> **SET TASK**: Extract the data exactly, missing nothing.

A run of records:
================================

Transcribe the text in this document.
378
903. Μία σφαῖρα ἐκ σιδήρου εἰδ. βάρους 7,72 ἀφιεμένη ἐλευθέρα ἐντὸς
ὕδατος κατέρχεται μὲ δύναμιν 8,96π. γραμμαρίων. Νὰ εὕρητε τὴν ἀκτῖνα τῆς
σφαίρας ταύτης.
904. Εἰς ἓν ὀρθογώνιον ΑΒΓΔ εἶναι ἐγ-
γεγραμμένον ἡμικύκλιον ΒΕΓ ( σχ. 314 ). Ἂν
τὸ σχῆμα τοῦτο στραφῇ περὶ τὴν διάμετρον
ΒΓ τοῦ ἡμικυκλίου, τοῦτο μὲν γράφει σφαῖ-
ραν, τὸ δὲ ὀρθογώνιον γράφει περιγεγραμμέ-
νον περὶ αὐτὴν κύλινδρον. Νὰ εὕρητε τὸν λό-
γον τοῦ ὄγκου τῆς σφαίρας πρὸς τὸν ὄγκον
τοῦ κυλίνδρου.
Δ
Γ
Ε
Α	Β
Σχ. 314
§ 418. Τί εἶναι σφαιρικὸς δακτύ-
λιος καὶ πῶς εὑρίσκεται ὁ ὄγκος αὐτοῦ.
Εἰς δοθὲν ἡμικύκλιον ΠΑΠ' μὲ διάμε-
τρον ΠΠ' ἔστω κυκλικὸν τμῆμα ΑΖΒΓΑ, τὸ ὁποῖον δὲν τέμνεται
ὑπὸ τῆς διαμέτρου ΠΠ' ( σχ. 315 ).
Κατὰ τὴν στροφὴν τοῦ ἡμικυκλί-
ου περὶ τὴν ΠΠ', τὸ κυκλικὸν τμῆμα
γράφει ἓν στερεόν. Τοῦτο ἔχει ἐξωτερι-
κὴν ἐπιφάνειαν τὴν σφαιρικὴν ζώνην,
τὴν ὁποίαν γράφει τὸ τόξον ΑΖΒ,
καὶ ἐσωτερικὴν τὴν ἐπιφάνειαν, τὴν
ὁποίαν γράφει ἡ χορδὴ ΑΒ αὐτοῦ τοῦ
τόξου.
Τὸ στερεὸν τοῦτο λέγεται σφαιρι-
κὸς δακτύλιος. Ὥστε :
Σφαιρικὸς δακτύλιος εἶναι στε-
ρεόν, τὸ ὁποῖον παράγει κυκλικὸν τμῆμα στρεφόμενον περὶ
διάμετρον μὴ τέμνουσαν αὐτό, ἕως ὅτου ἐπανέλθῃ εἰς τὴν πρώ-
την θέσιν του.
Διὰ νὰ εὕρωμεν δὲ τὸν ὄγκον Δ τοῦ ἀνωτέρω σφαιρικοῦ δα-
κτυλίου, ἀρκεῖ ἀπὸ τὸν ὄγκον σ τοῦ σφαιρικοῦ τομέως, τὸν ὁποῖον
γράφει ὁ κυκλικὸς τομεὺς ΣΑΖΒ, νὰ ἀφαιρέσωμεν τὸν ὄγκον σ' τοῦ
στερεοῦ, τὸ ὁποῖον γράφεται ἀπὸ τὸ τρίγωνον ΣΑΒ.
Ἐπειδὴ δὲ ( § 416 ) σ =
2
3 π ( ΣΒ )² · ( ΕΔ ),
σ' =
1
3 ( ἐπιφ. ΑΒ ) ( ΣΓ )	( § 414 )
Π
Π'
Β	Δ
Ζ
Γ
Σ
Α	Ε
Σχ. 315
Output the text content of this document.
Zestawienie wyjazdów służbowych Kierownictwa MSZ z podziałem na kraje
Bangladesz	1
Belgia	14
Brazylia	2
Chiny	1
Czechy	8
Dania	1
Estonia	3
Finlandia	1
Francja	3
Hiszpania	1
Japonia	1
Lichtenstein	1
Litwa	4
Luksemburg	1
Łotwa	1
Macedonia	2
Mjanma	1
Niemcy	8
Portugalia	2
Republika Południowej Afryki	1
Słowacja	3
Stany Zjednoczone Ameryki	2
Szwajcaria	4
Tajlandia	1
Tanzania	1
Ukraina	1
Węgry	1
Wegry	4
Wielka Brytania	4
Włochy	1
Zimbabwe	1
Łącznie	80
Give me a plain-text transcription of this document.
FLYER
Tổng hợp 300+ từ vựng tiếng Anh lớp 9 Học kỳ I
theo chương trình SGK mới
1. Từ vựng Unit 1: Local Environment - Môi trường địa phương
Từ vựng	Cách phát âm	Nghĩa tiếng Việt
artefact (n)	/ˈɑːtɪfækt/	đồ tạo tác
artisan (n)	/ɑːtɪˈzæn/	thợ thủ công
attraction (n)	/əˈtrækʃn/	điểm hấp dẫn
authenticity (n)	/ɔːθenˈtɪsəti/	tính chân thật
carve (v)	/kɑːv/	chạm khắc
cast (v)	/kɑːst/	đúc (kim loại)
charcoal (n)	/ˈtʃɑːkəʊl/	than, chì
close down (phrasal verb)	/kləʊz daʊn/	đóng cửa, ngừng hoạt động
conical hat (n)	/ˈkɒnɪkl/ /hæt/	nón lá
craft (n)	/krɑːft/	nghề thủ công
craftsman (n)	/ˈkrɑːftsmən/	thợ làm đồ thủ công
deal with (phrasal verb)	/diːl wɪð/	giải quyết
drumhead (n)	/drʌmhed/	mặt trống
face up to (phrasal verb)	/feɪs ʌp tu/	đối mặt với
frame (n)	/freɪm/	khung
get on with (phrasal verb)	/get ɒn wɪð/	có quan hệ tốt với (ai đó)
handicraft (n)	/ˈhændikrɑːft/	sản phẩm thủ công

================================

> **ANSWER BELOW**:
Transcribe the text in this document.
378
903. Μία σφαῖρα ἐκ σιδήρου εἰδ. βάρους 7,72 ἀφιεμένη ἐλευθέρα ἐντὸς
ὕδατος κατέρχεται μὲ δύναμιν 8,96π. γραμμαρίων. Νὰ εὕρητε τὴν ἀκτῖνα τῆς
σφαίρας ταύτης.
904. Εἰς ἓν ὀρθογώνιον ΑΒΓΔ εἶναι ἐγ-
γεγραμμένον ἡμικύκλιον ΒΕΓ ( σχ. 314 ). Ἂν
τὸ σχῆμα τοῦτο στραφῇ περὶ τὴν διάμετρον
ΒΓ τοῦ ἡμικυκλίου, τοῦτο μὲν γράφει σφαῖ-
ραν, τὸ δὲ ὀρθογώνιον γράφει περιγεγραμμέ-
νον περὶ αὐτὴν κύλινδρον. Νὰ εὕρητε τὸν λό-
γον τοῦ ὄγκου τῆς σφαίρας πρὸς τὸν ὄγκον
τοῦ κυλίνδρου.
Δ
Γ
Ε
Α	Β
Σχ. 314
§ 418. Τί εἶναι σφαιρικὸς δακτύ-
λιος καὶ πῶς εὑρίσκεται ὁ ὄγκος αὐτοῦ.
Εἰς δοθὲν ἡμικύκλιον ΠΑΠ' μὲ διάμε-
τρον ΠΠ' ἔστω κυκλικὸν τμῆμα ΑΖΒΓΑ, τὸ ὁποῖον δὲν τέμνεται
ὑπὸ τῆς διαμέτρου ΠΠ' ( σχ. 315 ).
Κατὰ τὴν στροφὴν τοῦ ἡμικυκλί-
ου περὶ τὴν ΠΠ', τὸ κυκλικὸν τμῆμα
γράφει ἓν στερεόν. Τοῦτο ἔχει ἐξωτερι-
κὴν ἐπιφάνειαν τὴν σφαιρικὴν ζώνην,
τὴν ὁποίαν γράφει τὸ τόξον ΑΖΒ,
καὶ ἐσωτερικὴν τὴν ἐπιφάνειαν, τὴν
ὁποίαν γράφει ἡ χορδὴ ΑΒ αὐτοῦ τοῦ
τόξου.
Τὸ στερεὸν τοῦτο λέγεται σφαιρι-
κὸς δακτύλιος. Ὥστε :
Σφαιρικὸς δακτύλιος εἶναι στε-
ρεόν, τὸ ὁποῖον παράγει κυκλικὸν τμῆμα στρεφόμενον περὶ
διάμετρον μὴ τέμνουσαν αὐτό, ἕως ὅτου ἐπανέλθῃ εἰς τὴν πρώ-
την θέσιν του.
Διὰ νὰ εὕρωμεν δὲ τὸν ὄγκον Δ τοῦ ἀνωτέρω σφαιρικοῦ δα-
κτυλίου, ἀρκεῖ ἀπὸ τὸν ὄγκον σ τοῦ σφαιρικοῦ τομέως, τὸν ὁποῖον
γράφει ὁ κυκλικὸς τομεὺς ΣΑΖΒ, νὰ ἀφαιρέσωμεν τὸν ὄγκον σ' τοῦ
στερεοῦ, τὸ ὁποῖον γράφεται ἀπὸ τὸ τρίγωνον ΣΑΒ.
Ἐπειδὴ δὲ ( § 416 ) σ =
2
3 π ( ΣΒ )² · ( ΕΔ ),
σ' =
1
3 ( ἐπιφ. ΑΒ ) ( ΣΓ )	( § 414 )
Π
Π'
Β	Δ
Ζ
Γ
Σ
Α	Ε
Σχ. 315
Output the text content of this document.
Zestawienie wyjazdów służbowych Kierownictwa MSZ z podziałem na kraje
Bangladesz	1
Belgia	14
Brazylia	2
Chiny	1
Czechy	8
Dania	1
Estonia	3
Finlandia	1
Francja	3
Hiszpania	1
Japonia	1
Lichtenstein	1
Litwa	4
Luksemburg	1
Łotwa	1
Macedonia	2
Mjanma	1
Niemcy	8
Portugalia	2
Republika Południowej Afryki	1
Słowacja	3
Stany Zjednoczone Ameryki	2
Szwajcaria	4
Tajlandia	1
Tanzania	1
Ukraina	1
Węgry	1
Wegry	4
Wielka Brytania	4
Włochy	1
Zimbabwe	1
Łącznie	80
Give me a plain-text transcription of this document.
FLYER
Tổng hợp 300+ từ vựng tiếng Anh lớp 9 Học kỳ I
theo chương trình SGK mới
1. Từ vựng Unit 1: Local Environment - Môi trường địa phương
Từ vựng	Cách phát âm	Nghĩa tiếng Việt
artefact (n)	/ˈɑːtɪfækt/	đồ tạo tác
artisan (n)	/ɑːtɪˈzæn/	thợ thủ công
attraction (n)	/əˈtrækʃn/	điểm hấp dẫn
authenticity (n)	/ɔːθenˈtɪsəti/	tính chân thật
carve (v)	/kɑːv/	chạm khắc
cast (v)	/kɑːst/	đúc (kim loại)
charcoal (n)	/ˈtʃɑːkəʊl/	than, chì
close down (phrasal verb)	/kləʊz daʊn/	đóng cửa, ngừng hoạt động
conical hat (n)	/ˈkɒnɪkl/ /hæt/	nón lá
craft (n)	/krɑːft/	nghề thủ công
craftsman (n)	/ˈkrɑːftsmən/	thợ làm đồ thủ công
deal with (phrasal verb)	/diːl wɪð/	giải quyết
drumhead (n)	/drʌmhed/	mặt trống
face up to (phrasal verb)	/feɪs ʌp tu/	đối mặt với
frame (n)	/freɪm/	khung
get on with (phrasal verb)	/get ɒn wɪð/	có quan hệ tốt với (ai đó)
handicraft (n)	/ˈhændikrɑːft/	sản phẩm thủ công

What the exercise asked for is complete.